> **Data entries**:

....

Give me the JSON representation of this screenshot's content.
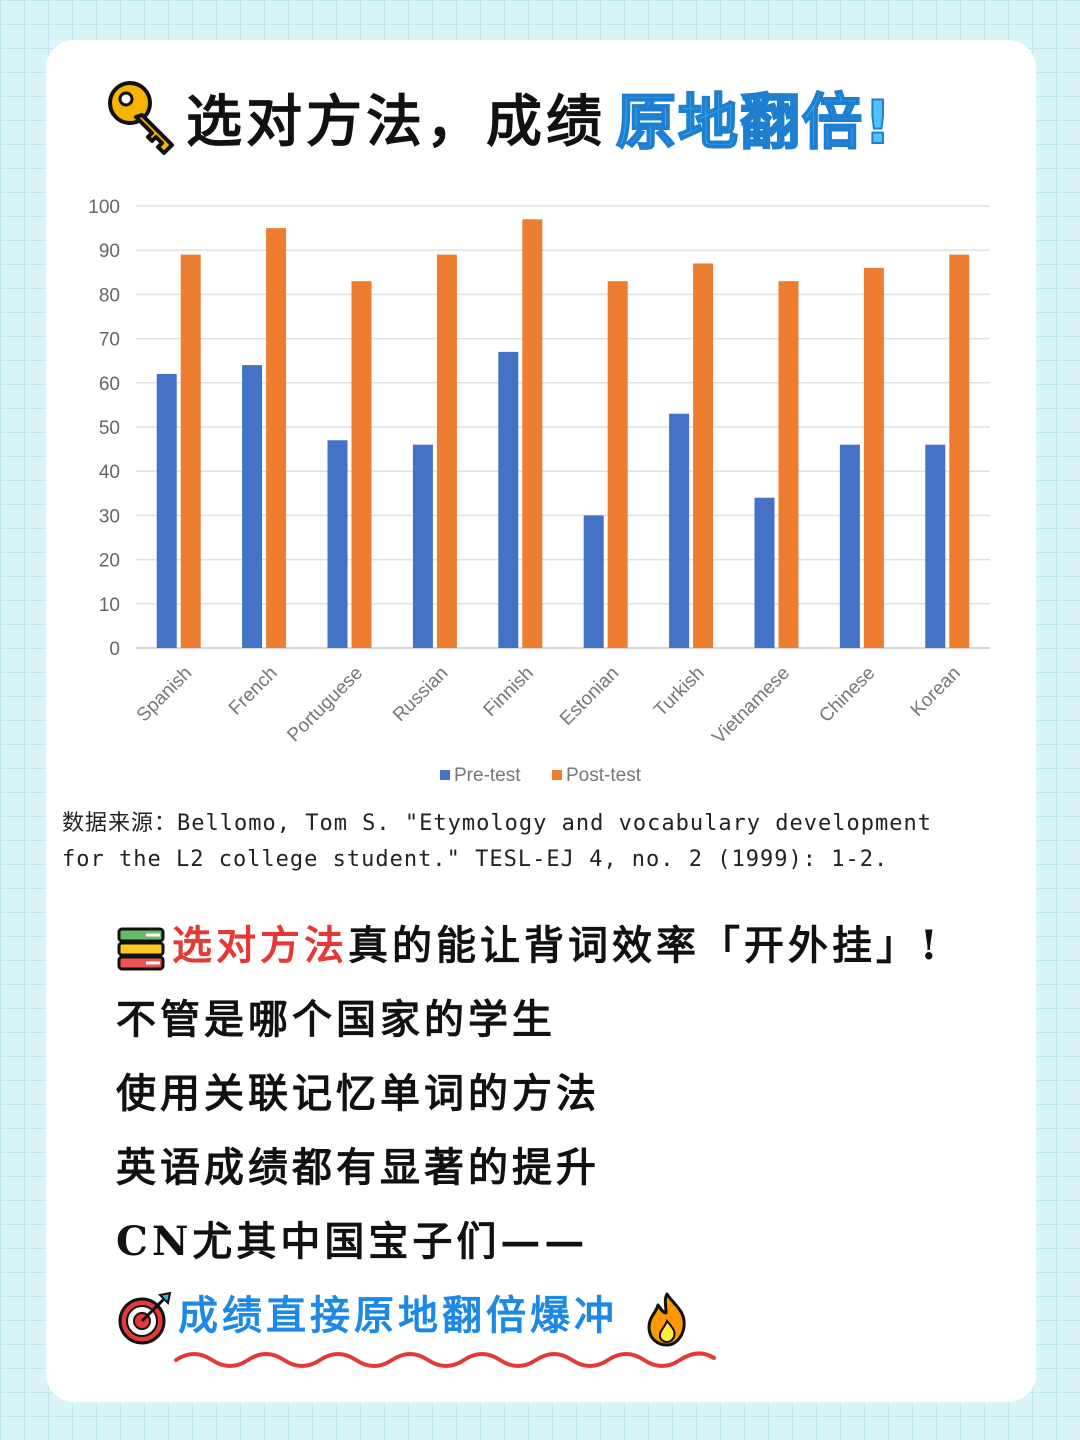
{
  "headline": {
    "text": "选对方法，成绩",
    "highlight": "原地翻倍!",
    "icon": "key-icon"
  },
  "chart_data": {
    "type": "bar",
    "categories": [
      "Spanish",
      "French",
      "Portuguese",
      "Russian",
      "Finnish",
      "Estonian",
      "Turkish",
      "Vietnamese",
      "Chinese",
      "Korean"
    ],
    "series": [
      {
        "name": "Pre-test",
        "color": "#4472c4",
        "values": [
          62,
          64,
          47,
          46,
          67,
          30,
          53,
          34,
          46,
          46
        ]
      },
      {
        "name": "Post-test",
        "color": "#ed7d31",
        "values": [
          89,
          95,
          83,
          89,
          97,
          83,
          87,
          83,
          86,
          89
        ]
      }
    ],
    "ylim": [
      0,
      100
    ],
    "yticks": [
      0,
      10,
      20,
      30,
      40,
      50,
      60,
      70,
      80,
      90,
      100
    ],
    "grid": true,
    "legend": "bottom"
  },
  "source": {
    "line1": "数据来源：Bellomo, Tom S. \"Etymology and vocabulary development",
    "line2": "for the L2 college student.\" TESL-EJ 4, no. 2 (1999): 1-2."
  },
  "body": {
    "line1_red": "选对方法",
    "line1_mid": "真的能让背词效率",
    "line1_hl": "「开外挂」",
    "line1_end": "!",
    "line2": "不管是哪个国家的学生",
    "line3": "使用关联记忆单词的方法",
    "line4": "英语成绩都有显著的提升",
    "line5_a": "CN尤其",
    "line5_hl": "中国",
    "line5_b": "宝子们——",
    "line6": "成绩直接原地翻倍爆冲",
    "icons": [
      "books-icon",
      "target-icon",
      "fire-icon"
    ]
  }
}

....

> **Given task**: Exclude the pictures, and transcribe all of the material exactly.

> **Expected answer**:
Give me the JSON representation of this screenshot's content.
{
  "headline": {
    "text": "选对方法，成绩",
    "highlight": "原地翻倍!",
    "icon": "key-icon"
  },
  "chart_data": {
    "type": "bar",
    "categories": [
      "Spanish",
      "French",
      "Portuguese",
      "Russian",
      "Finnish",
      "Estonian",
      "Turkish",
      "Vietnamese",
      "Chinese",
      "Korean"
    ],
    "series": [
      {
        "name": "Pre-test",
        "color": "#4472c4",
        "values": [
          62,
          64,
          47,
          46,
          67,
          30,
          53,
          34,
          46,
          46
        ]
      },
      {
        "name": "Post-test",
        "color": "#ed7d31",
        "values": [
          89,
          95,
          83,
          89,
          97,
          83,
          87,
          83,
          86,
          89
        ]
      }
    ],
    "ylim": [
      0,
      100
    ],
    "yticks": [
      0,
      10,
      20,
      30,
      40,
      50,
      60,
      70,
      80,
      90,
      100
    ],
    "grid": true,
    "legend": "bottom"
  },
  "source": {
    "line1": "数据来源：Bellomo, Tom S. \"Etymology and vocabulary development",
    "line2": "for the L2 college student.\" TESL-EJ 4, no. 2 (1999): 1-2."
  },
  "body": {
    "line1_red": "选对方法",
    "line1_mid": "真的能让背词效率",
    "line1_hl": "「开外挂」",
    "line1_end": "!",
    "line2": "不管是哪个国家的学生",
    "line3": "使用关联记忆单词的方法",
    "line4": "英语成绩都有显著的提升",
    "line5_a": "CN尤其",
    "line5_hl": "中国",
    "line5_b": "宝子们——",
    "line6": "成绩直接原地翻倍爆冲",
    "icons": [
      "books-icon",
      "target-icon",
      "fire-icon"
    ]
  }
}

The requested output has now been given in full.